What you are asked to do: Going through the material below, please gather all lines with the word "Manage" in them.

:: Dataset excerpts ::

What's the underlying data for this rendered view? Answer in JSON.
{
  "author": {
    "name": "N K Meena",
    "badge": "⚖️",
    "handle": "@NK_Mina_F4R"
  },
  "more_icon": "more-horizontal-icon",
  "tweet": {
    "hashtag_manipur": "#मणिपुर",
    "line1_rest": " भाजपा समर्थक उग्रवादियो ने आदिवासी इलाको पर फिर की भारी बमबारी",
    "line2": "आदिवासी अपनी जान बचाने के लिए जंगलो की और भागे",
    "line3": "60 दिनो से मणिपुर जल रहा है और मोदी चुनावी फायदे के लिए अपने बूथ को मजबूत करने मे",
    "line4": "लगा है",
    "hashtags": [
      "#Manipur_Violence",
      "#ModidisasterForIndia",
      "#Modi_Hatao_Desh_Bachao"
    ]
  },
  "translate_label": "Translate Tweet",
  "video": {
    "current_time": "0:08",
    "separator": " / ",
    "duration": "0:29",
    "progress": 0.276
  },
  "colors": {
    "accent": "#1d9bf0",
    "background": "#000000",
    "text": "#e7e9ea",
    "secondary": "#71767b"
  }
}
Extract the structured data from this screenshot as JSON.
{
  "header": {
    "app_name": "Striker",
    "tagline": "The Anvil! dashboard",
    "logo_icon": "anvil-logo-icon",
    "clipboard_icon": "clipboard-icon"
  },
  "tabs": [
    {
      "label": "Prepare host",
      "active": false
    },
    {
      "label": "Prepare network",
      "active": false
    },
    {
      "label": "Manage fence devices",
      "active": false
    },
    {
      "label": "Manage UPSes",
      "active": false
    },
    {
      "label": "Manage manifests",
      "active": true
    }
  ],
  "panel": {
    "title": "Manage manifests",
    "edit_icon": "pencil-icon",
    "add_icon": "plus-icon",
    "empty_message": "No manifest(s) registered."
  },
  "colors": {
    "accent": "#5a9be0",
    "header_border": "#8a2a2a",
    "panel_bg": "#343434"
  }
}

:::

Exercise result:
      "label": "Manage fence devices",
      "label": "Manage UPSes",
      "label": "Manage manifests",
    "title": "Manage manifests",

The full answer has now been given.